**WHAT YOU WILL DO:**
Leave out the pictures and reproduce all of the data exactly.

## begin DATA IN THIS EXERCISE

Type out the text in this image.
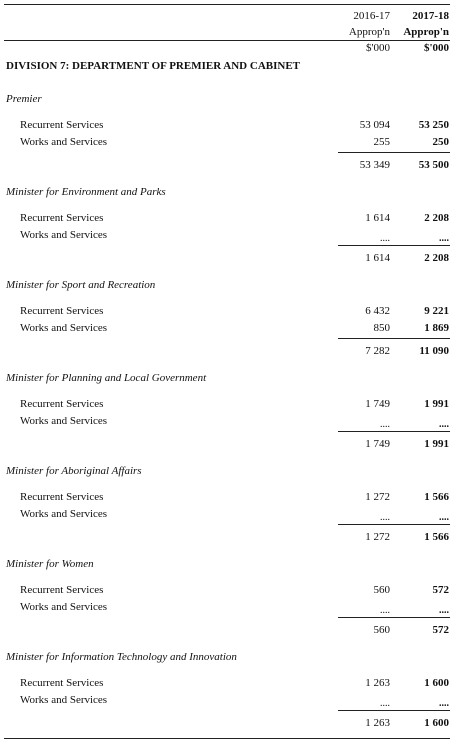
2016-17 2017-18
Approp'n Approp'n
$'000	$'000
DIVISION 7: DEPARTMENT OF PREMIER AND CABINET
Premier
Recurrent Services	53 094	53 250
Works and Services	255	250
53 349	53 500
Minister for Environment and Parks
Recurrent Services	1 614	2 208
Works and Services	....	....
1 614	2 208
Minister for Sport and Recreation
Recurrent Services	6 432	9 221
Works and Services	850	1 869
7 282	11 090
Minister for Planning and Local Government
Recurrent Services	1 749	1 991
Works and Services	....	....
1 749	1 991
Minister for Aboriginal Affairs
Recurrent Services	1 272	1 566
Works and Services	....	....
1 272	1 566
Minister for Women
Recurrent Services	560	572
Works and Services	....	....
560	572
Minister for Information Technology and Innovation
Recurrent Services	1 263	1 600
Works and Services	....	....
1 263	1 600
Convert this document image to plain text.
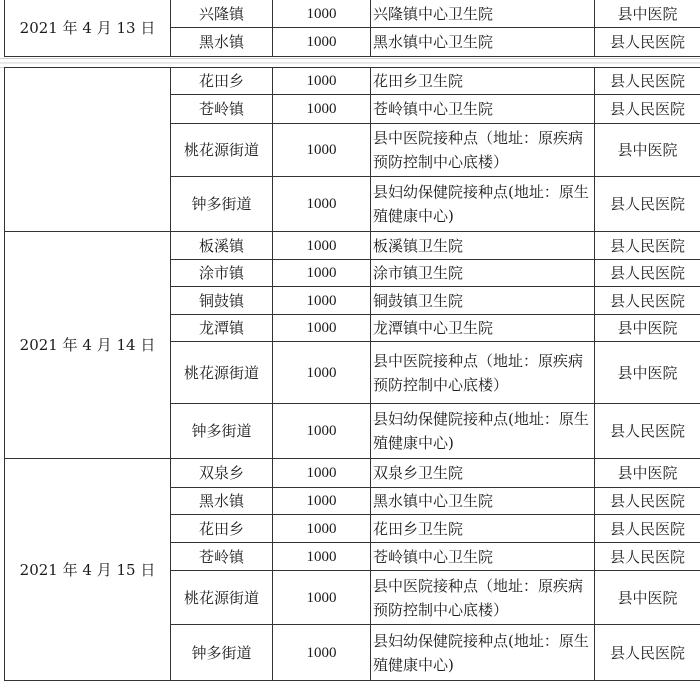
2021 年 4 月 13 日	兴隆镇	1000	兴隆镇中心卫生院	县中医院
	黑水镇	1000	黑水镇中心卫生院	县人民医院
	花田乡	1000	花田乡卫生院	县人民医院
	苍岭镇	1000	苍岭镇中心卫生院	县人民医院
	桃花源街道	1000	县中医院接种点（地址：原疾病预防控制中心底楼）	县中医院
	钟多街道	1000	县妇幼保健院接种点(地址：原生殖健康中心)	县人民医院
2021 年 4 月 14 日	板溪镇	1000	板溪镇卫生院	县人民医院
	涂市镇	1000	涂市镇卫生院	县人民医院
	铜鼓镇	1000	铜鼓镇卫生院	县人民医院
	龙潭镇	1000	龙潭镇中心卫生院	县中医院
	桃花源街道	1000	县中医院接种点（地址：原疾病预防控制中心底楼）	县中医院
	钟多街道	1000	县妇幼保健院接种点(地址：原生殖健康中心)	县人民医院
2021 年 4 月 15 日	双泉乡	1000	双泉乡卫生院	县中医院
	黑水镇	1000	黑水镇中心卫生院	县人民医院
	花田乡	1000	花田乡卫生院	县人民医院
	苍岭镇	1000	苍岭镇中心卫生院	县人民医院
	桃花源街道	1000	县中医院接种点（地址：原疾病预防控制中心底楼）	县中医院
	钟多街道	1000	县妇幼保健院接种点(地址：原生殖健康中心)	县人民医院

## end DATA IN THIS EXERCISE

**COMPLETED TASK:**
Type out the text in this image.
2016-17 2017-18
Approp'n Approp'n
$'000	$'000
DIVISION 7: DEPARTMENT OF PREMIER AND CABINET
Premier
Recurrent Services	53 094	53 250
Works and Services	255	250
53 349	53 500
Minister for Environment and Parks
Recurrent Services	1 614	2 208
Works and Services	....	....
1 614	2 208
Minister for Sport and Recreation
Recurrent Services	6 432	9 221
Works and Services	850	1 869
7 282	11 090
Minister for Planning and Local Government
Recurrent Services	1 749	1 991
Works and Services	....	....
1 749	1 991
Minister for Aboriginal Affairs
Recurrent Services	1 272	1 566
Works and Services	....	....
1 272	1 566
Minister for Women
Recurrent Services	560	572
Works and Services	....	....
560	572
Minister for Information Technology and Innovation
Recurrent Services	1 263	1 600
Works and Services	....	....
1 263	1 600
Convert this document image to plain text.
2021 年 4 月 13 日	兴隆镇	1000	兴隆镇中心卫生院	县中医院
	黑水镇	1000	黑水镇中心卫生院	县人民医院
	花田乡	1000	花田乡卫生院	县人民医院
	苍岭镇	1000	苍岭镇中心卫生院	县人民医院
	桃花源街道	1000	县中医院接种点（地址：原疾病预防控制中心底楼）	县中医院
	钟多街道	1000	县妇幼保健院接种点(地址：原生殖健康中心)	县人民医院
2021 年 4 月 14 日	板溪镇	1000	板溪镇卫生院	县人民医院
	涂市镇	1000	涂市镇卫生院	县人民医院
	铜鼓镇	1000	铜鼓镇卫生院	县人民医院
	龙潭镇	1000	龙潭镇中心卫生院	县中医院
	桃花源街道	1000	县中医院接种点（地址：原疾病预防控制中心底楼）	县中医院
	钟多街道	1000	县妇幼保健院接种点(地址：原生殖健康中心)	县人民医院
2021 年 4 月 15 日	双泉乡	1000	双泉乡卫生院	县中医院
	黑水镇	1000	黑水镇中心卫生院	县人民医院
	花田乡	1000	花田乡卫生院	县人民医院
	苍岭镇	1000	苍岭镇中心卫生院	县人民医院
	桃花源街道	1000	县中医院接种点（地址：原疾病预防控制中心底楼）	县中医院
	钟多街道	1000	县妇幼保健院接种点(地址：原生殖健康中心)	县人民医院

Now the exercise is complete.